DATA SHOWN:
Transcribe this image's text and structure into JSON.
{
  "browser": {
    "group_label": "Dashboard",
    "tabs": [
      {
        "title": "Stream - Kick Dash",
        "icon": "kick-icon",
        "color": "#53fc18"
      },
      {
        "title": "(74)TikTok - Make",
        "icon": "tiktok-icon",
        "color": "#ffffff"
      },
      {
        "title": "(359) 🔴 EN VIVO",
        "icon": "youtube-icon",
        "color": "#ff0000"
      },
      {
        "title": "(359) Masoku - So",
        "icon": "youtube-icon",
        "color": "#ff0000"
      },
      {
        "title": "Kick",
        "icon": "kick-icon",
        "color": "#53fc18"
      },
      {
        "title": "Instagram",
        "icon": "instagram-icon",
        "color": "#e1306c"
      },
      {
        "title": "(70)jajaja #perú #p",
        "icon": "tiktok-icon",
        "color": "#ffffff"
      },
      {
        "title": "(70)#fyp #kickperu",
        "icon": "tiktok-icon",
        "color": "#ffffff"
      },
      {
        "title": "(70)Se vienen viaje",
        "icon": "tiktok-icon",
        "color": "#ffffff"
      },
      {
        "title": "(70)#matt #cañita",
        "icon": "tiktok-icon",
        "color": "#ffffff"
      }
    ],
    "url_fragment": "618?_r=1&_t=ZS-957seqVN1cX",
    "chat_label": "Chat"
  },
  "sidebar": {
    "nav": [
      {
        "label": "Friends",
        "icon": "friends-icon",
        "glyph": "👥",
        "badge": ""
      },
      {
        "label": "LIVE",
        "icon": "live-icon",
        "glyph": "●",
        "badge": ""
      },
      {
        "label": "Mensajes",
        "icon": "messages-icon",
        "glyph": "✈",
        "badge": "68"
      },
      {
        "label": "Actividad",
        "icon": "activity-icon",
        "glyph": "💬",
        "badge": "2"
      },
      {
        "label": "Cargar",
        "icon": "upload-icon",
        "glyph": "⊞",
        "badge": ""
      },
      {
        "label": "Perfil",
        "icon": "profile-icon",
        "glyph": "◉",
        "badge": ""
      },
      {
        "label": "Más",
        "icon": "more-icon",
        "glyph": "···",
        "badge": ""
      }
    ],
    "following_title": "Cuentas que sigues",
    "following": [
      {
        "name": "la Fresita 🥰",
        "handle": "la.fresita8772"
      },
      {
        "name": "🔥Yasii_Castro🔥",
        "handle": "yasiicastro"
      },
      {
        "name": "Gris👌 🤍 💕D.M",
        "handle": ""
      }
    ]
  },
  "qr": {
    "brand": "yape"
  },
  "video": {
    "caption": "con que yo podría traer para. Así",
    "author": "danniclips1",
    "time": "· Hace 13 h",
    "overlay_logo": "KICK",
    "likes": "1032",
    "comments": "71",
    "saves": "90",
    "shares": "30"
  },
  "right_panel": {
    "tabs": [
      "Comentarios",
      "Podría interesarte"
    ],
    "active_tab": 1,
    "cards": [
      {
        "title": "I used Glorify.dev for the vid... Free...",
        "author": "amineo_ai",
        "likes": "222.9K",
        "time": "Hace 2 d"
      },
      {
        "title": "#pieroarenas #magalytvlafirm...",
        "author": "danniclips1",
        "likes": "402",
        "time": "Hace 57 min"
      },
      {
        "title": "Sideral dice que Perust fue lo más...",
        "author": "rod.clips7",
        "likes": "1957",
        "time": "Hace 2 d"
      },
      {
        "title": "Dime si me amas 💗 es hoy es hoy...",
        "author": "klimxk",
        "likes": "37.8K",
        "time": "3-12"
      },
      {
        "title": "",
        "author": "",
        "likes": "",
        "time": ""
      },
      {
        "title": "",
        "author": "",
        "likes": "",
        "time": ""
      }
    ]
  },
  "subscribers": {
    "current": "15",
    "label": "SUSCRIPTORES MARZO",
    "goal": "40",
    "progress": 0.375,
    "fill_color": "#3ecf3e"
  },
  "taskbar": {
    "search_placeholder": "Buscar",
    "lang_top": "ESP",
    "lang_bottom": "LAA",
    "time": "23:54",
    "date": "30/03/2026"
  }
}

---

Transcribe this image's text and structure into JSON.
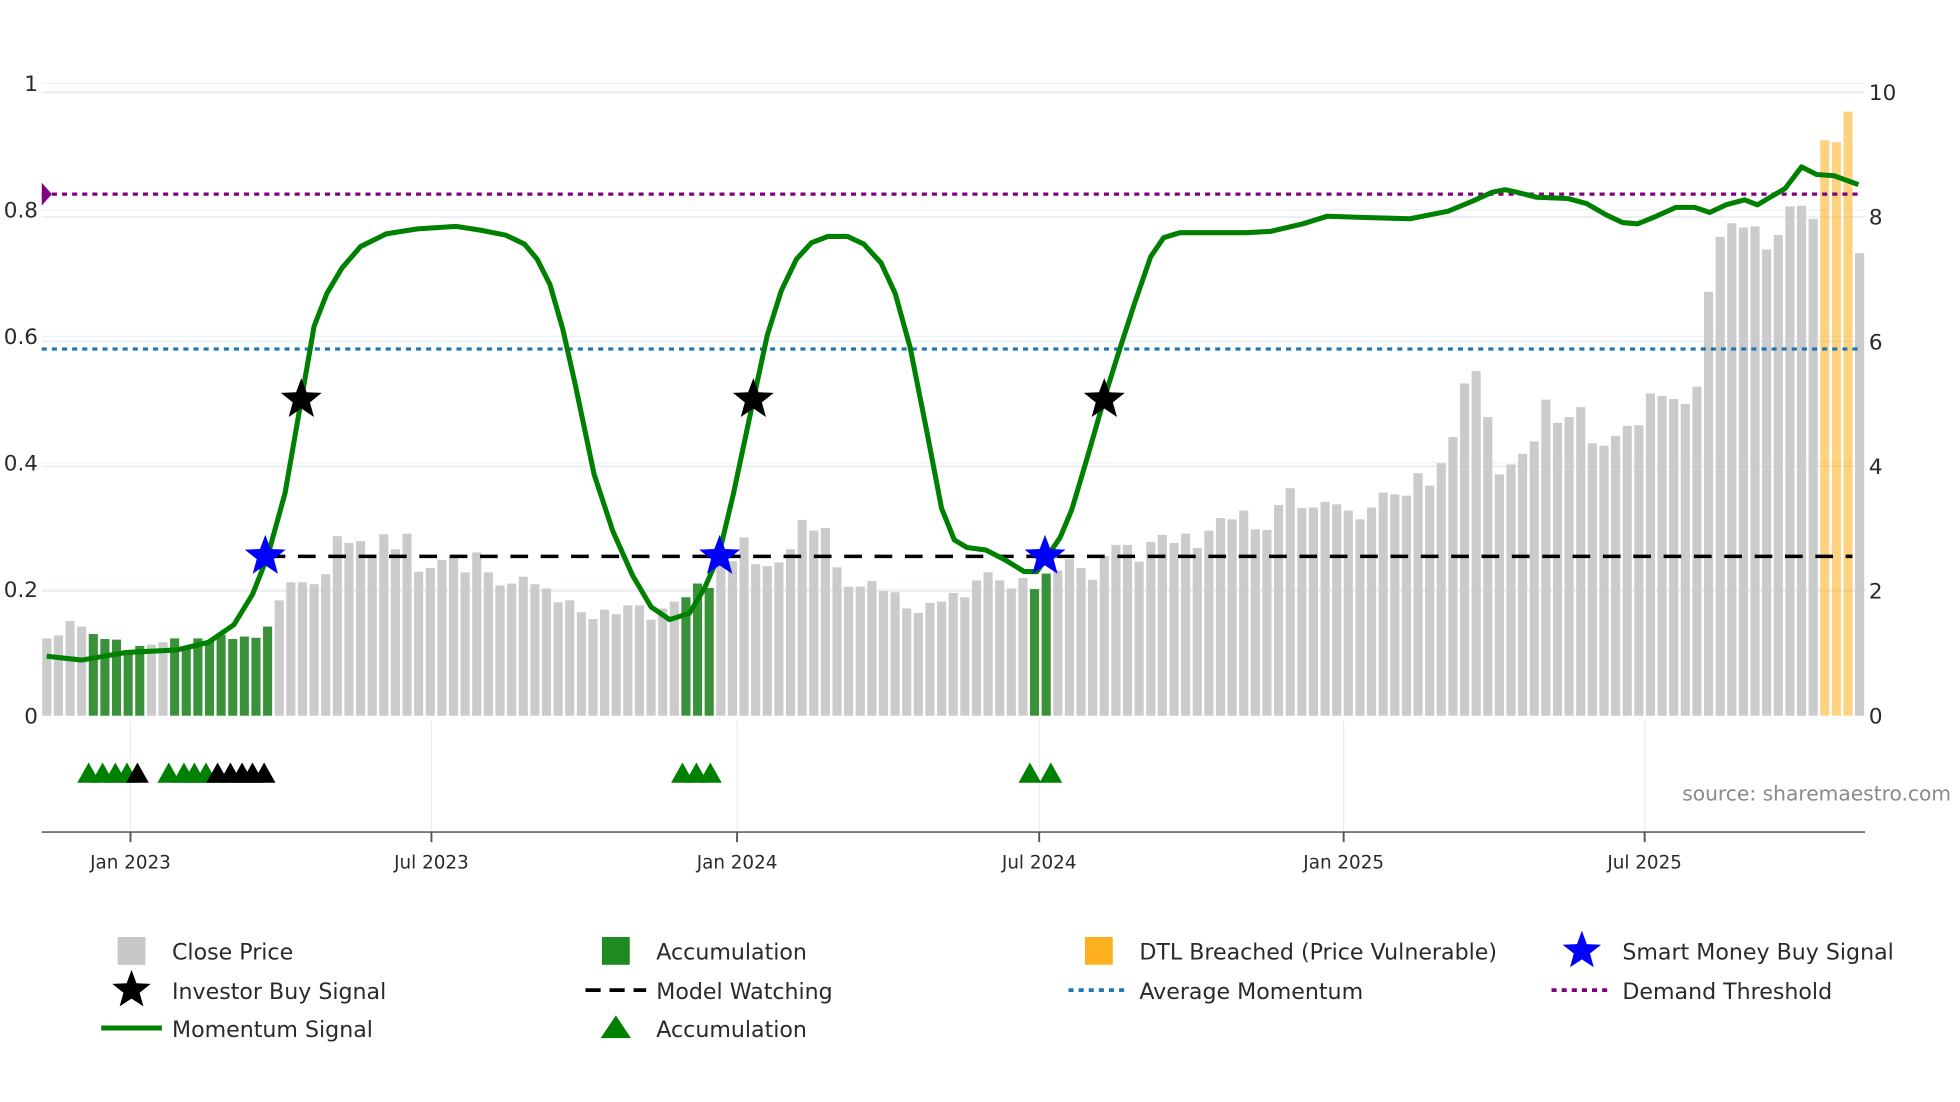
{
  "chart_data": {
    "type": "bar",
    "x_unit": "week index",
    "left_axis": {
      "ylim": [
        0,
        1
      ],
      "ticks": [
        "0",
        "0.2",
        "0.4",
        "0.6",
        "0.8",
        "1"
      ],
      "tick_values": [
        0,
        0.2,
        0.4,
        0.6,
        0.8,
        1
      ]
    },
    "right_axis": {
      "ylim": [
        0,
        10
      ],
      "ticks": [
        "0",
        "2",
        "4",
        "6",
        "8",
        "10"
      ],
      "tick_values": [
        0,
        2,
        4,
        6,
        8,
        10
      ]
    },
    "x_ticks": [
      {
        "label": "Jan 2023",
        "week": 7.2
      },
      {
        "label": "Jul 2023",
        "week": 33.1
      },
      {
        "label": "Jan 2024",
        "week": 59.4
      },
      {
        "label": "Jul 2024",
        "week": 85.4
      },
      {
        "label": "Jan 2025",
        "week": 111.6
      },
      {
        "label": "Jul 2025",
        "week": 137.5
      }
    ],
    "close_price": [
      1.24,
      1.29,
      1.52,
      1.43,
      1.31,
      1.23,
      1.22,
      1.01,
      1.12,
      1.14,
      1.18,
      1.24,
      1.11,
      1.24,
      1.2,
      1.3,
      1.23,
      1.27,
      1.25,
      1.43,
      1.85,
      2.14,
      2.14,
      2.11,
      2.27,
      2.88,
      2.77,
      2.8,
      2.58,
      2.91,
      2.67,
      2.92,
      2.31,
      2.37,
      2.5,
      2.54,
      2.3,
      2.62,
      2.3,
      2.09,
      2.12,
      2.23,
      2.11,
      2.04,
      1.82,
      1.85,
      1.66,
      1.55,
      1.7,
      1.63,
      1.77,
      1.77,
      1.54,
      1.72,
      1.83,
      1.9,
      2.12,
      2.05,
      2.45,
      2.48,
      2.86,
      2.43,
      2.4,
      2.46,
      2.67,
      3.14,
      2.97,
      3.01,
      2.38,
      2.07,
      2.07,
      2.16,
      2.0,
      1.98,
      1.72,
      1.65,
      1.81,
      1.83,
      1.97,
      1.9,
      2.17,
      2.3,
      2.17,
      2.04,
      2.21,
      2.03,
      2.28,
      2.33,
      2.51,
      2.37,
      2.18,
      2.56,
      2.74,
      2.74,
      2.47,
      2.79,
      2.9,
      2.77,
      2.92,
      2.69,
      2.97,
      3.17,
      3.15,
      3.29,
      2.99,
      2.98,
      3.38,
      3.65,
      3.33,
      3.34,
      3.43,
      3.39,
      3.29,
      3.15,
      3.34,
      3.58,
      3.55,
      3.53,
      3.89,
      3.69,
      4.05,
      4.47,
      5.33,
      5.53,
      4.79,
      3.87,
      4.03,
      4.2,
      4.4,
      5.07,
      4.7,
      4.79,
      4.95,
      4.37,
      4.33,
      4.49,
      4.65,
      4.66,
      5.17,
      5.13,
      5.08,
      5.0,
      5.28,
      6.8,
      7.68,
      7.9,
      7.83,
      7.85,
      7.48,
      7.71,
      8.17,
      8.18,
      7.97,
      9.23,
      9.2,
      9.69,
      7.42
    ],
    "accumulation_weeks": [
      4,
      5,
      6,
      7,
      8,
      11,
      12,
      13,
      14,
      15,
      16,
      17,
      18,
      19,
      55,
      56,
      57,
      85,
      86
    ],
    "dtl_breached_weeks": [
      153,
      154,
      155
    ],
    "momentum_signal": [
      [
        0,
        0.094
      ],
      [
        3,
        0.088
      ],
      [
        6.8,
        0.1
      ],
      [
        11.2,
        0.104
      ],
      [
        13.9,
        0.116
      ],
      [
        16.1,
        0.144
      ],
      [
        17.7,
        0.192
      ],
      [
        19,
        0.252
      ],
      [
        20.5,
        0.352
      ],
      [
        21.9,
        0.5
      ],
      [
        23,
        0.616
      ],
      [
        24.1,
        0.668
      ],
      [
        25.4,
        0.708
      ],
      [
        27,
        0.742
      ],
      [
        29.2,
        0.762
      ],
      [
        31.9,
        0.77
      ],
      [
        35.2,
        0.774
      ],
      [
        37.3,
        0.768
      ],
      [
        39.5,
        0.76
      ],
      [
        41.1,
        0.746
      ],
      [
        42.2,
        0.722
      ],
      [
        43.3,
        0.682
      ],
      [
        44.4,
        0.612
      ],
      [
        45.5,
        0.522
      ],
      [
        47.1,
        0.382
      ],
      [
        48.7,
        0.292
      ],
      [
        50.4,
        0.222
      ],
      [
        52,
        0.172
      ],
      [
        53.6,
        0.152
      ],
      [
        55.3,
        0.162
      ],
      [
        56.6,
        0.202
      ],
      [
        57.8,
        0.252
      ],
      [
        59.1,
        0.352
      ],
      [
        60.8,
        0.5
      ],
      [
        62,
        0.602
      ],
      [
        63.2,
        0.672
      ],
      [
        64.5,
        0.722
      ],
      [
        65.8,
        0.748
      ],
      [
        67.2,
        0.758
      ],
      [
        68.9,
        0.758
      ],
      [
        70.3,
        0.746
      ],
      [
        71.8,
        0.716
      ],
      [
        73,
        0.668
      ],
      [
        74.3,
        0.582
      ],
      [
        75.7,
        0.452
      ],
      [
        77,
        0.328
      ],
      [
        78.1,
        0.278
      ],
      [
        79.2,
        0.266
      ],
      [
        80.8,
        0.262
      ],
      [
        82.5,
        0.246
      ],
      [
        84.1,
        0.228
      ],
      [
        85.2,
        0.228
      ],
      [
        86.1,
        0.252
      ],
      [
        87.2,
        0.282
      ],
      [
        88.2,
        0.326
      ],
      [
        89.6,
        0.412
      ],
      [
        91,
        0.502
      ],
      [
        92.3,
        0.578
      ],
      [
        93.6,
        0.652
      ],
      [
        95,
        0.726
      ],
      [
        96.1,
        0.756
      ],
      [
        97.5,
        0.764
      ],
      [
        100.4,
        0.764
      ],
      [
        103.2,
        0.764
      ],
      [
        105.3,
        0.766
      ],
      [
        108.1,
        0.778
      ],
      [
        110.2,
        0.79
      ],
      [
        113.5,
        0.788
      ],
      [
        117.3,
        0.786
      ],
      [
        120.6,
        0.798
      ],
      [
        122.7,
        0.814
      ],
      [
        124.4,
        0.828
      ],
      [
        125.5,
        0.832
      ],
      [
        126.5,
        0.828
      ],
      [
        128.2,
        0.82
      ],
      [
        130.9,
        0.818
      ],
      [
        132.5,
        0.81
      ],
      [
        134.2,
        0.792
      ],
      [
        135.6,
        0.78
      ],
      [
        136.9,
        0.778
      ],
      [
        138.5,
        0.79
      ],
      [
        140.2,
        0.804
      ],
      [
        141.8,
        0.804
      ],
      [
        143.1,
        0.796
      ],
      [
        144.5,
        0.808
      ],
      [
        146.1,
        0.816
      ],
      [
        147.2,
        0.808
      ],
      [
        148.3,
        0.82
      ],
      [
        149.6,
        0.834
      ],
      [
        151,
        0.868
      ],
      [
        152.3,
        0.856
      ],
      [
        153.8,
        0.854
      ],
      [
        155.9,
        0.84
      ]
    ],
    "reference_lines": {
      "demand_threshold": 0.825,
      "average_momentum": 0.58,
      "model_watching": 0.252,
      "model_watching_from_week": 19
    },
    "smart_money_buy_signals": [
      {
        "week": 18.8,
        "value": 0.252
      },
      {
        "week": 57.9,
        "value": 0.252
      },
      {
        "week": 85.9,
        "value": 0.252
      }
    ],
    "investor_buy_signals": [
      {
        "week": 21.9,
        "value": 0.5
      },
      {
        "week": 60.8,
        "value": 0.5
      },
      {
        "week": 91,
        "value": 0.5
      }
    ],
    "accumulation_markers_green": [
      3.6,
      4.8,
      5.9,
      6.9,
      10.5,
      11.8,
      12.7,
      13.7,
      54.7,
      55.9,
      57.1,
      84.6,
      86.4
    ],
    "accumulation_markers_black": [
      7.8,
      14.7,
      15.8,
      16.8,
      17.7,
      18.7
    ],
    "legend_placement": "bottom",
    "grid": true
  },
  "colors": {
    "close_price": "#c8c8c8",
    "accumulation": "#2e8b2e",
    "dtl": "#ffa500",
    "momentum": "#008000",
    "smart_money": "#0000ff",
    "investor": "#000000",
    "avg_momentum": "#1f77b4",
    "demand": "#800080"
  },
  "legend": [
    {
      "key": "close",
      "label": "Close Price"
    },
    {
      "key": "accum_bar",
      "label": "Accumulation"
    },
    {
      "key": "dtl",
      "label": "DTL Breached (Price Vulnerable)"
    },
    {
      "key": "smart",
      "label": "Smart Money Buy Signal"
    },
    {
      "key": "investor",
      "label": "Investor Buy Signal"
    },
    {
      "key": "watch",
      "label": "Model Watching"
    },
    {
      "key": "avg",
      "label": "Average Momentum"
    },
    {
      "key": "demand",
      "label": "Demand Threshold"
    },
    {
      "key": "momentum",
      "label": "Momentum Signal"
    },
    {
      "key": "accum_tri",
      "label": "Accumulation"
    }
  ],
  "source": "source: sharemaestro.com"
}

THE EXERCISE:
Pull out every line of the records above that contains the word "author".

CORRECT RESULT:
    "author": "danniclips1",
        "author": "amineo_ai",
        "author": "danniclips1",
        "author": "rod.clips7",
        "author": "klimxk",
        "author": "",
        "author": "",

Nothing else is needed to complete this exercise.